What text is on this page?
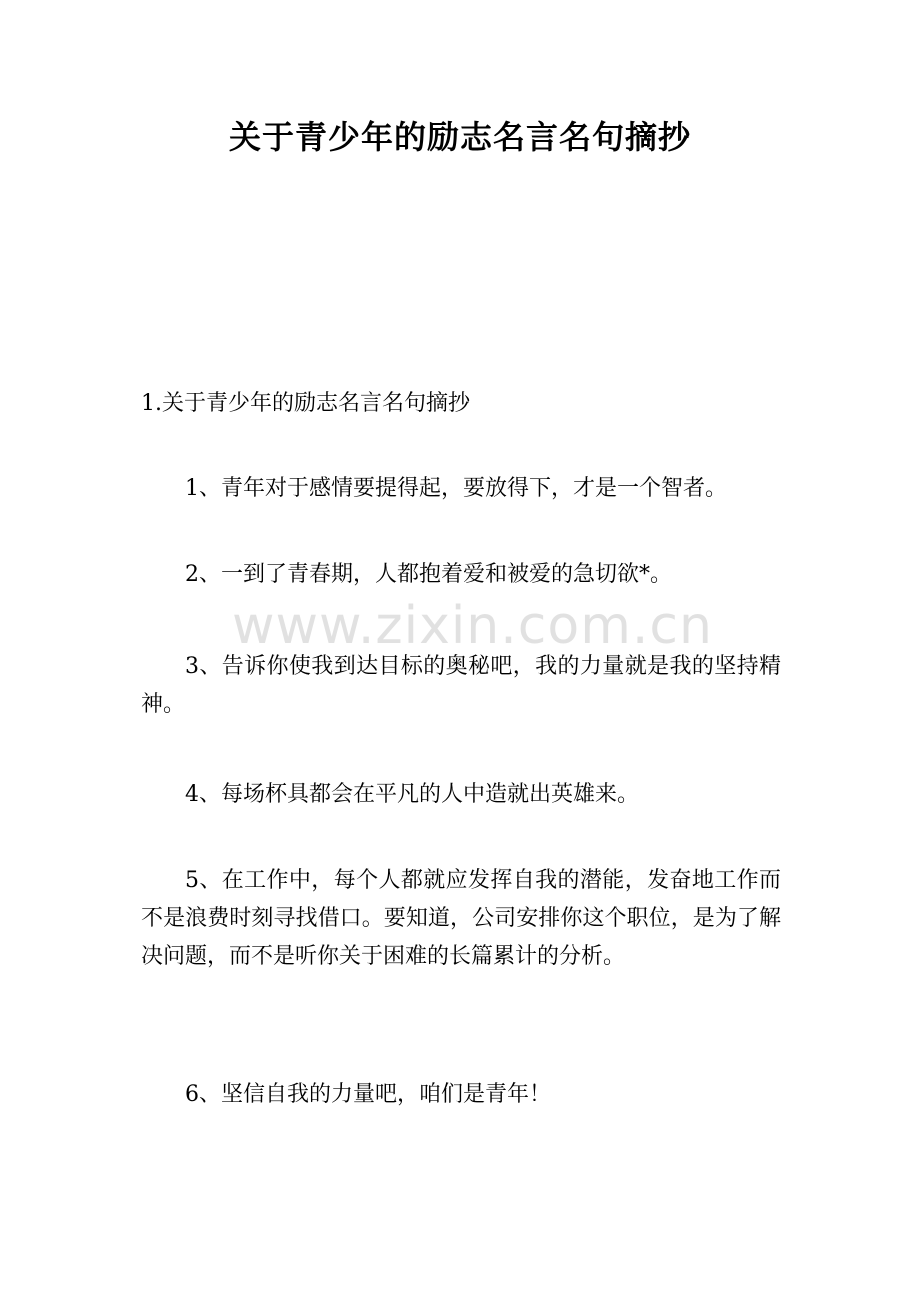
关于青少年的励志名言名句摘抄

1.关于青少年的励志名言名句摘抄

1、青年对于感情要提得起，要放得下，才是一个智者。

2、一到了青春期，人都抱着爱和被爱的急切欲*。

3、告诉你使我到达目标的奥秘吧，我的力量就是我的坚持精神。

4、每场杯具都会在平凡的人中造就出英雄来。

5、在工作中，每个人都就应发挥自我的潜能，发奋地工作而不是浪费时刻寻找借口。要知道，公司安排你这个职位，是为了解决问题，而不是听你关于困难的长篇累计的分析。

6、坚信自我的力量吧，咱们是青年！

www.zixin.com.cn
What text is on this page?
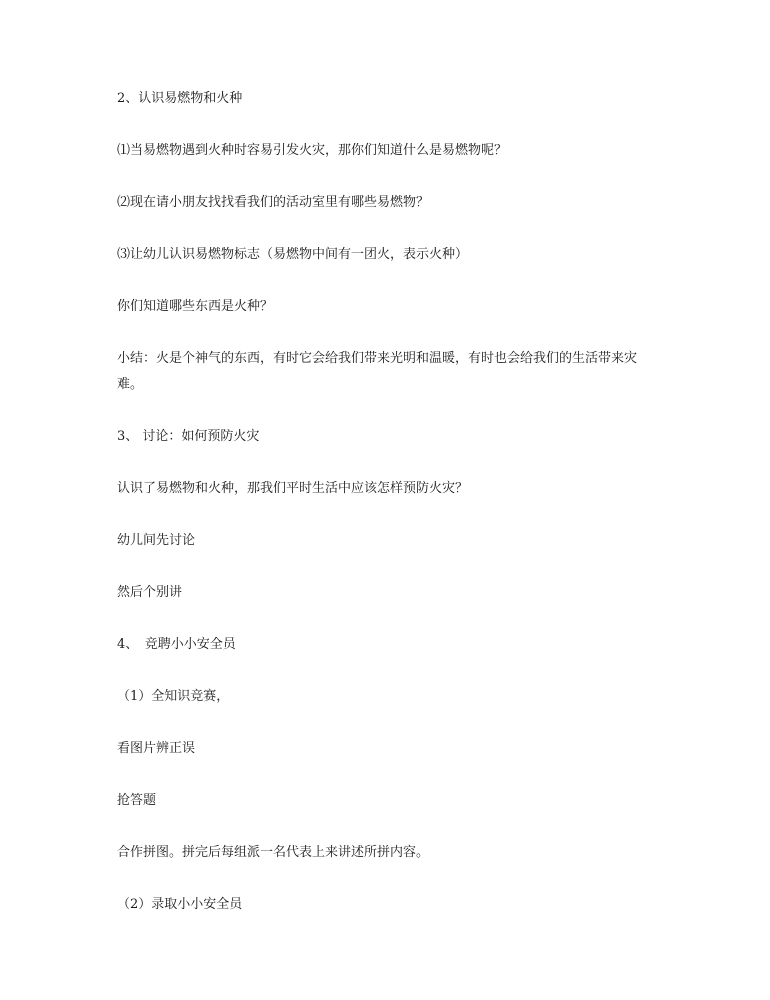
2、认识易燃物和火种

⑴当易燃物遇到火种时容易引发火灾，那你们知道什么是易燃物呢？

⑵现在请小朋友找找看我们的活动室里有哪些易燃物？

⑶让幼儿认识易燃物标志（易燃物中间有一团火，表示火种）

你们知道哪些东西是火种？

小结：火是个神气的东西，有时它会给我们带来光明和温暖，有时也会给我们的生活带来灾难。

3、 讨论：如何预防火灾

认识了易燃物和火种，那我们平时生活中应该怎样预防火灾？

幼儿间先讨论

然后个别讲

4、　竞聘小小安全员

（1）全知识竞赛，

看图片辨正误

抢答题

合作拼图。拼完后每组派一名代表上来讲述所拼内容。

（2）录取小小安全员
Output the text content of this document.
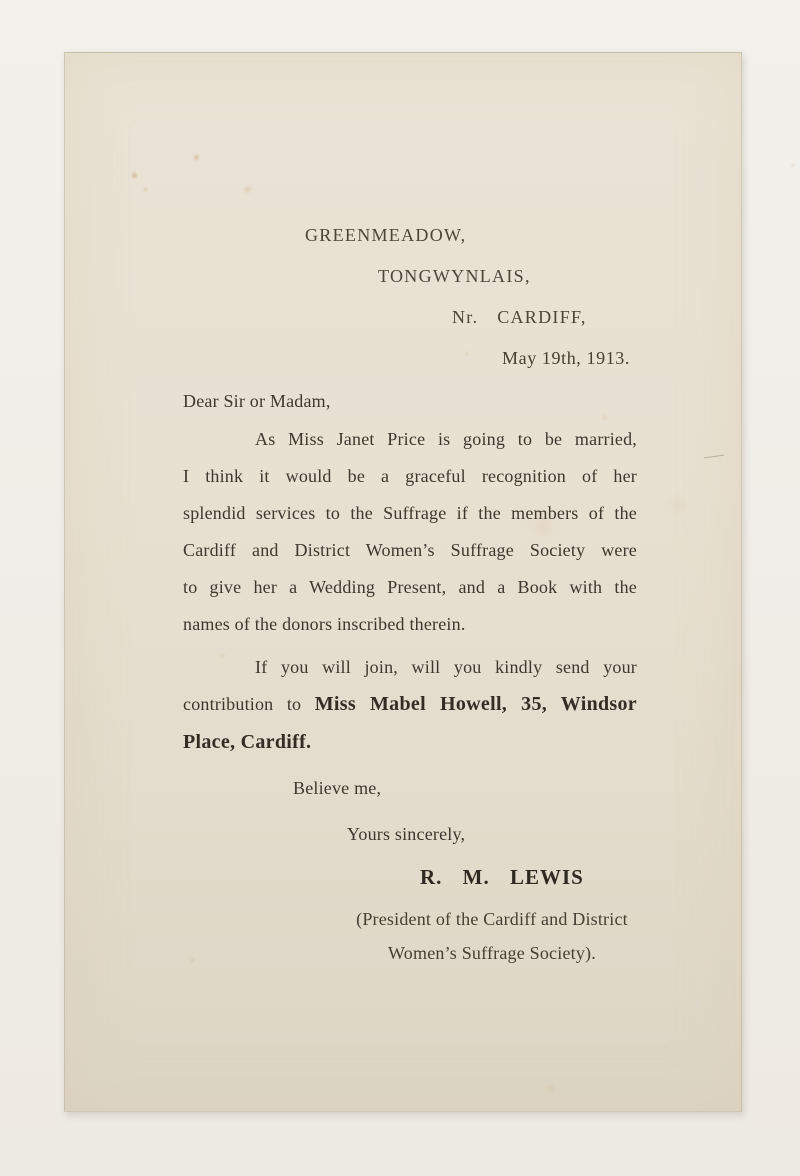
GREENMEADOW,
TONGWYNLAIS,
Nr. CARDIFF,
May 19th, 1913.
Dear Sir or Madam,
As Miss Janet Price is going to be married,
I think it would be a graceful recognition of her
splendid services to the Suffrage if the members of the
Cardiff and District Women’s Suffrage Society were
to give her a Wedding Present, and a Book with the
names of the donors inscribed therein.
If you will join, will you kindly send your
contribution to Miss Mabel Howell, 35, Windsor
Place, Cardiff.
Believe me,
Yours sincerely,
R. M. LEWIS
(President of the Cardiff and District
Women’s Suffrage Society).
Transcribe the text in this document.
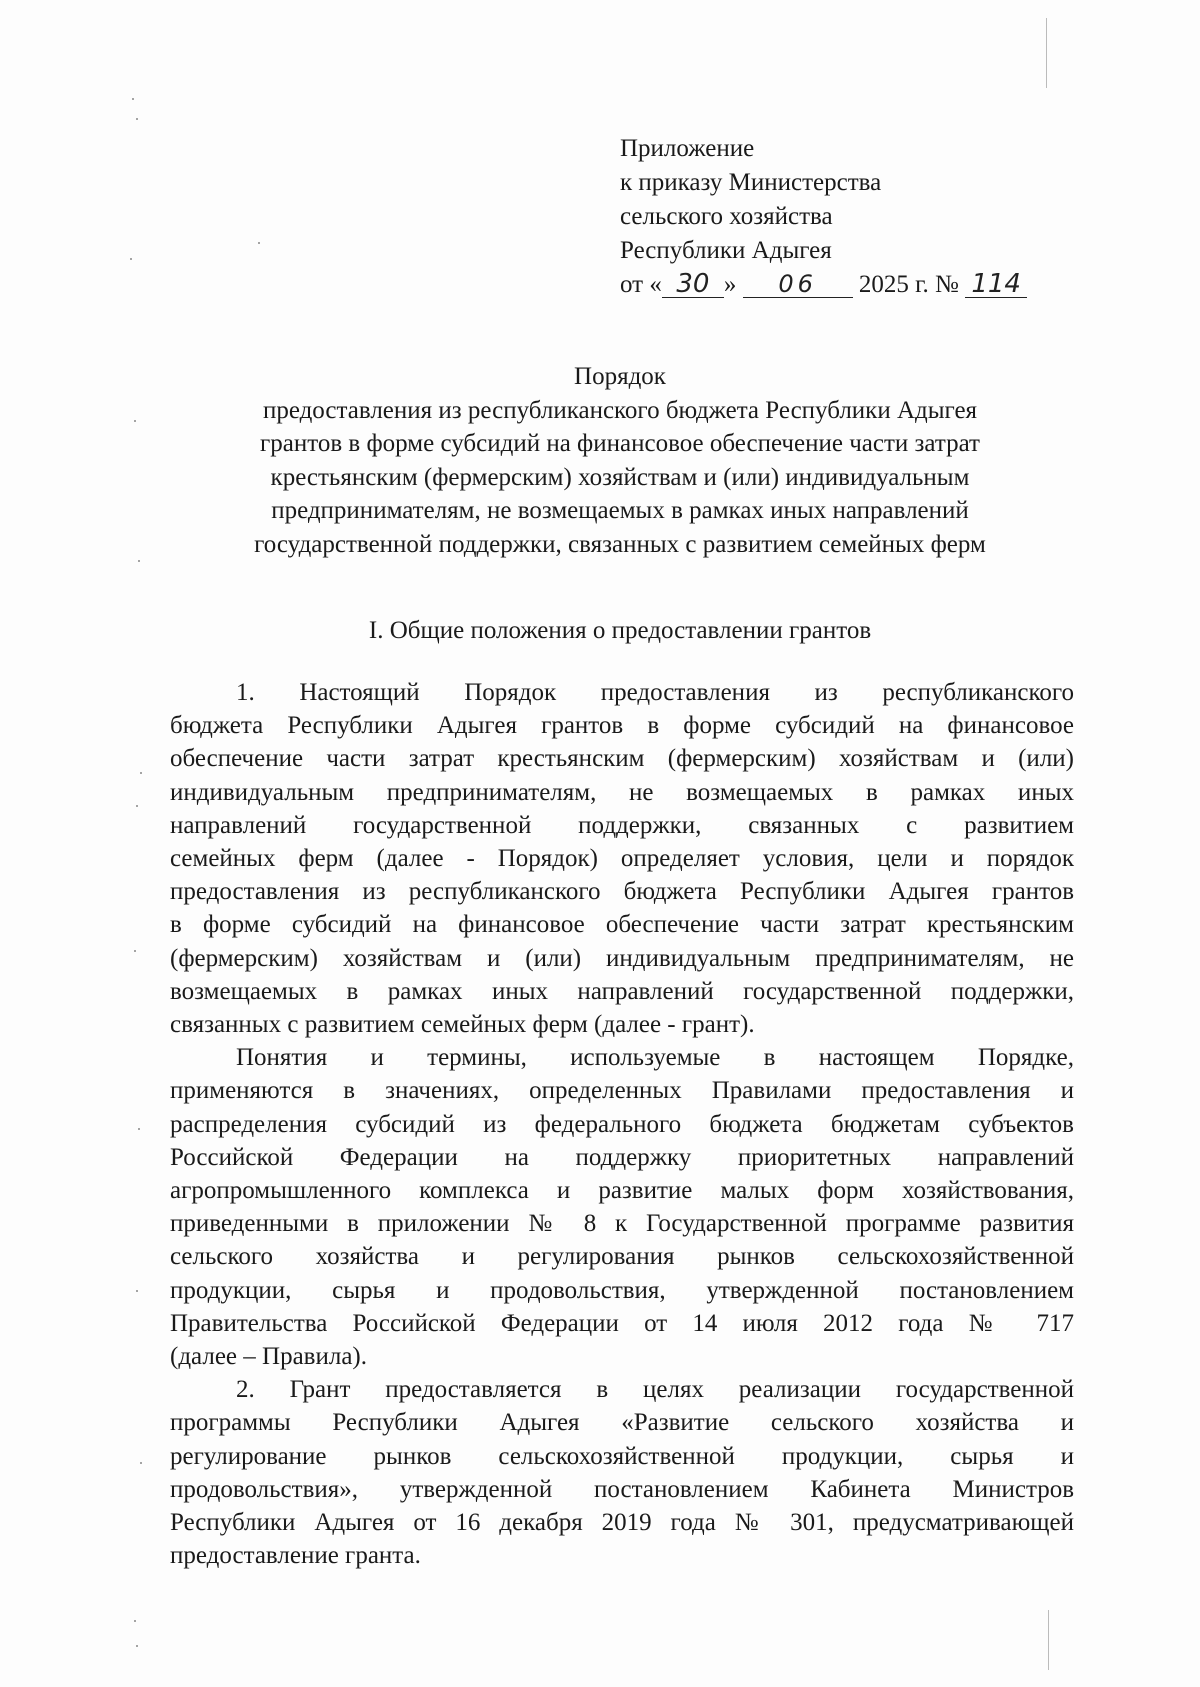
Приложение
к приказу Министерства
сельского хозяйства
Республики Адыгея
от « 30 » 06 2025 г. № 114
Порядок
предоставления из республиканского бюджета Республики Адыгея
грантов в форме субсидий на финансовое обеспечение части затрат
крестьянским (фермерским) хозяйствам и (или) индивидуальным
предпринимателям, не возмещаемых в рамках иных направлений
государственной поддержки, связанных с развитием семейных ферм
I. Общие положения о предоставлении грантов

1. Настоящий Порядок предоставления из республиканского
бюджета Республики Адыгея грантов в форме субсидий на финансовое
обеспечение части затрат крестьянским (фермерским) хозяйствам и (или)
индивидуальным предпринимателям, не возмещаемых в рамках иных
направлений государственной поддержки, связанных с развитием
семейных ферм (далее - Порядок) определяет условия, цели и порядок
предоставления из республиканского бюджета Республики Адыгея грантов
в форме субсидий на финансовое обеспечение части затрат крестьянским
(фермерским) хозяйствам и (или) индивидуальным предпринимателям, не
возмещаемых в рамках иных направлений государственной поддержки,
связанных с развитием семейных ферм (далее - грант).

Понятия и термины, используемые в настоящем Порядке,
применяются в значениях, определенных Правилами предоставления и
распределения субсидий из федерального бюджета бюджетам субъектов
Российской Федерации на поддержку приоритетных направлений
агропромышленного комплекса и развитие малых форм хозяйствования,
приведенными в приложении № 8 к Государственной программе развития
сельского хозяйства и регулирования рынков сельскохозяйственной
продукции, сырья и продовольствия, утвержденной постановлением
Правительства Российской Федерации от 14 июля 2012 года № 717
(далее – Правила).

2. Грант предоставляется в целях реализации государственной
программы Республики Адыгея «Развитие сельского хозяйства и
регулирование рынков сельскохозяйственной продукции, сырья и
продовольствия», утвержденной постановлением Кабинета Министров
Республики Адыгея от 16 декабря 2019 года № 301, предусматривающей
предоставление гранта.
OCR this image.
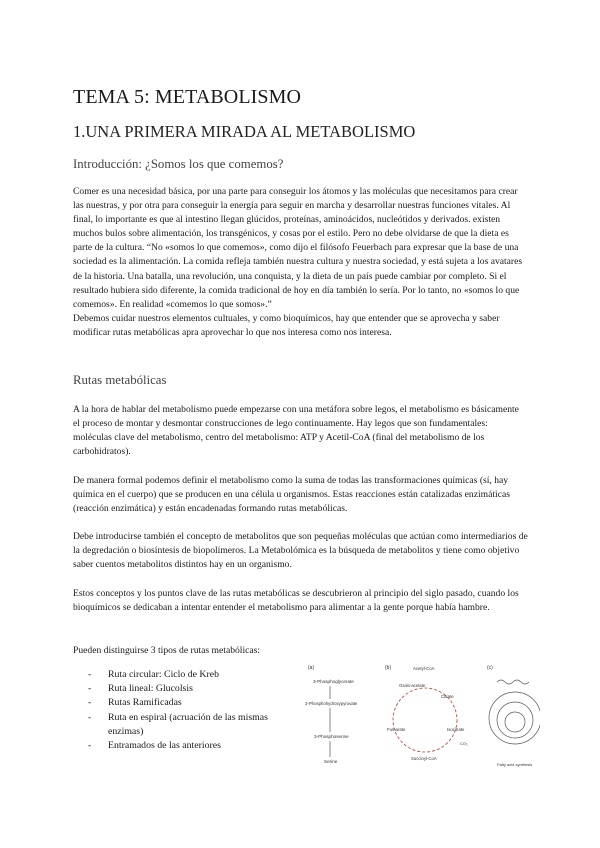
TEMA 5: METABOLISMO
1.UNA PRIMERA MIRADA AL METABOLISMO
Introducción: ¿Somos los que comemos?
Comer es una necesidad básica, por una parte para conseguir los átomos y las moléculas que necesitamos para crear las nuestras, y por otra para conseguir la energía para seguir en marcha y desarrollar nuestras funciones vitales. Al final, lo importante es que al intestino llegan glúcidos, proteínas, aminoácidos, nucleótidos y derivados. existen muchos bulos sobre alimentación, los transgénicos, y cosas por el estilo. Pero no debe olvidarse de que la dieta es parte de la cultura. “No «somos lo que comemos», como dijo el filósofo Feuerbach para expresar que la base de una sociedad es la alimentación. La comida refleja también nuestra cultura y nuestra sociedad, y está sujeta a los avatares de la historia. Una batalla, una revolución, una conquista, y la dieta de un país puede cambiar por completo. Si el resultado hubiera sido diferente, la comida tradicional de hoy en día también lo sería. Por lo tanto, no «somos lo que comemos». En realidad «comemos lo que somos».”
Debemos cuidar nuestros elementos cultuales, y como bioquímicos, hay que entender que se aprovecha y saber modificar rutas metabólicas apra aprovechar lo que nos interesa como nos interesa.
Rutas metabólicas

A la hora de hablar del metabolismo puede empezarse con una metáfora sobre legos, el metabolismo es básicamente el proceso de montar y desmontar construcciones de lego continuamente. Hay legos que son fundamentales: moléculas clave del metabolismo, centro del metabolismo: ATP y Acetil-CoA (final del metabolismo de los carbohidratos).

De manera formal podemos definir el metabolismo como la suma de todas las transformaciones químicas (sí, hay química en el cuerpo) que se producen en una célula u organismos. Estas reacciones están catalizadas enzimáticas (reacción enzimática) y están encadenadas formando rutas metabólicas.

Debe introducirse también el concepto de metabolitos que son pequeñas moléculas que actúan como intermediarios de la degredación o biosíntesis de biopolímeros. La Metabolómica es la búsqueda de metabolitos y tiene como objetivo saber cuentos metabolitos distintos hay en un organismo.

Estos conceptos y los puntos clave de las rutas metabólicas se descubrieron al principio del siglo pasado, cuando los bioquímicos se dedicaban a intentar entender el metabolismo para alimentar a la gente porque había hambre.

Pueden distinguirse 3 tipos de rutas metabólicas:

- Ruta circular: Ciclo de Kreb
- Ruta lineal: Glucolsis
- Rutas Ramificadas
- Ruta en espiral (acruación de las mismas enzimas)
- Entramados de las anteriores
(a)
3-Phosphoglycerate
3-Phosphohydroxypyruvate
3-Phosphoserine
Serine
(b)	Acetyl-CoA
Oxalo-acetate
Citrate
Fumarate	Isocitrate
CO₂
Succinyl-CoA
(c)
Fatty acid synthesis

● ● ● ● ● ● ●

OBJECTIVE> Reproduce the entries exactly. Do not carry over any picture.

EXERCISE ANSWER>
What text is on this page?
关于青少年的励志名言名句摘抄

1.关于青少年的励志名言名句摘抄

1、青年对于感情要提得起，要放得下，才是一个智者。

2、一到了青春期，人都抱着爱和被爱的急切欲*。

3、告诉你使我到达目标的奥秘吧，我的力量就是我的坚持精神。

4、每场杯具都会在平凡的人中造就出英雄来。

5、在工作中，每个人都就应发挥自我的潜能，发奋地工作而不是浪费时刻寻找借口。要知道，公司安排你这个职位，是为了解决问题，而不是听你关于困难的长篇累计的分析。

6、坚信自我的力量吧，咱们是青年！

www.zixin.com.cn
What text is on this page?
2、认识易燃物和火种

⑴当易燃物遇到火种时容易引发火灾，那你们知道什么是易燃物呢？

⑵现在请小朋友找找看我们的活动室里有哪些易燃物？

⑶让幼儿认识易燃物标志（易燃物中间有一团火，表示火种）

你们知道哪些东西是火种？

小结：火是个神气的东西，有时它会给我们带来光明和温暖，有时也会给我们的生活带来灾难。

3、 讨论：如何预防火灾

认识了易燃物和火种，那我们平时生活中应该怎样预防火灾？

幼儿间先讨论

然后个别讲

4、　竞聘小小安全员

（1）全知识竞赛，

看图片辨正误

抢答题

合作拼图。拼完后每组派一名代表上来讲述所拼内容。

（2）录取小小安全员
Output the text content of this document.
GREENMEADOW,
TONGWYNLAIS,
Nr. CARDIFF,
May 19th, 1913.
Dear Sir or Madam,
As Miss Janet Price is going to be married,
I think it would be a graceful recognition of her
splendid services to the Suffrage if the members of the
Cardiff and District Women’s Suffrage Society were
to give her a Wedding Present, and a Book with the
names of the donors inscribed therein.
If you will join, will you kindly send your
contribution to Miss Mabel Howell, 35, Windsor
Place, Cardiff.
Believe me,
Yours sincerely,
R. M. LEWIS
(President of the Cardiff and District
Women’s Suffrage Society).
Transcribe the text in this document.
Приложение
к приказу Министерства
сельского хозяйства
Республики Адыгея
от « 30 » 06 2025 г. № 114
Порядок
предоставления из республиканского бюджета Республики Адыгея
грантов в форме субсидий на финансовое обеспечение части затрат
крестьянским (фермерским) хозяйствам и (или) индивидуальным
предпринимателям, не возмещаемых в рамках иных направлений
государственной поддержки, связанных с развитием семейных ферм
I. Общие положения о предоставлении грантов

1. Настоящий Порядок предоставления из республиканского
бюджета Республики Адыгея грантов в форме субсидий на финансовое
обеспечение части затрат крестьянским (фермерским) хозяйствам и (или)
индивидуальным предпринимателям, не возмещаемых в рамках иных
направлений государственной поддержки, связанных с развитием
семейных ферм (далее - Порядок) определяет условия, цели и порядок
предоставления из республиканского бюджета Республики Адыгея грантов
в форме субсидий на финансовое обеспечение части затрат крестьянским
(фермерским) хозяйствам и (или) индивидуальным предпринимателям, не
возмещаемых в рамках иных направлений государственной поддержки,
связанных с развитием семейных ферм (далее - грант).

Понятия и термины, используемые в настоящем Порядке,
применяются в значениях, определенных Правилами предоставления и
распределения субсидий из федерального бюджета бюджетам субъектов
Российской Федерации на поддержку приоритетных направлений
агропромышленного комплекса и развитие малых форм хозяйствования,
приведенными в приложении № 8 к Государственной программе развития
сельского хозяйства и регулирования рынков сельскохозяйственной
продукции, сырья и продовольствия, утвержденной постановлением
Правительства Российской Федерации от 14 июля 2012 года № 717
(далее – Правила).

2. Грант предоставляется в целях реализации государственной
программы Республики Адыгея «Развитие сельского хозяйства и
регулирование рынков сельскохозяйственной продукции, сырья и
продовольствия», утвержденной постановлением Кабинета Министров
Республики Адыгея от 16 декабря 2019 года № 301, предусматривающей
предоставление гранта.
OCR this image.
TEMA 5: METABOLISMO
1.UNA PRIMERA MIRADA AL METABOLISMO
Introducción: ¿Somos los que comemos?
Comer es una necesidad básica, por una parte para conseguir los átomos y las moléculas que necesitamos para crear las nuestras, y por otra para conseguir la energía para seguir en marcha y desarrollar nuestras funciones vitales. Al final, lo importante es que al intestino llegan glúcidos, proteínas, aminoácidos, nucleótidos y derivados. existen muchos bulos sobre alimentación, los transgénicos, y cosas por el estilo. Pero no debe olvidarse de que la dieta es parte de la cultura. “No «somos lo que comemos», como dijo el filósofo Feuerbach para expresar que la base de una sociedad es la alimentación. La comida refleja también nuestra cultura y nuestra sociedad, y está sujeta a los avatares de la historia. Una batalla, una revolución, una conquista, y la dieta de un país puede cambiar por completo. Si el resultado hubiera sido diferente, la comida tradicional de hoy en día también lo sería. Por lo tanto, no «somos lo que comemos». En realidad «comemos lo que somos».”
Debemos cuidar nuestros elementos cultuales, y como bioquímicos, hay que entender que se aprovecha y saber modificar rutas metabólicas apra aprovechar lo que nos interesa como nos interesa.
Rutas metabólicas

A la hora de hablar del metabolismo puede empezarse con una metáfora sobre legos, el metabolismo es básicamente el proceso de montar y desmontar construcciones de lego continuamente. Hay legos que son fundamentales: moléculas clave del metabolismo, centro del metabolismo: ATP y Acetil-CoA (final del metabolismo de los carbohidratos).

De manera formal podemos definir el metabolismo como la suma de todas las transformaciones químicas (sí, hay química en el cuerpo) que se producen en una célula u organismos. Estas reacciones están catalizadas enzimáticas (reacción enzimática) y están encadenadas formando rutas metabólicas.

Debe introducirse también el concepto de metabolitos que son pequeñas moléculas que actúan como intermediarios de la degredación o biosíntesis de biopolímeros. La Metabolómica es la búsqueda de metabolitos y tiene como objetivo saber cuentos metabolitos distintos hay en un organismo.

Estos conceptos y los puntos clave de las rutas metabólicas se descubrieron al principio del siglo pasado, cuando los bioquímicos se dedicaban a intentar entender el metabolismo para alimentar a la gente porque había hambre.

Pueden distinguirse 3 tipos de rutas metabólicas:

- Ruta circular: Ciclo de Kreb
- Ruta lineal: Glucolsis
- Rutas Ramificadas
- Ruta en espiral (acruación de las mismas enzimas)
- Entramados de las anteriores
(a)
3-Phosphoglycerate
3-Phosphohydroxypyruvate
3-Phosphoserine
Serine
(b)	Acetyl-CoA
Oxalo-acetate
Citrate
Fumarate	Isocitrate
CO₂
Succinyl-CoA
(c)
Fatty acid synthesis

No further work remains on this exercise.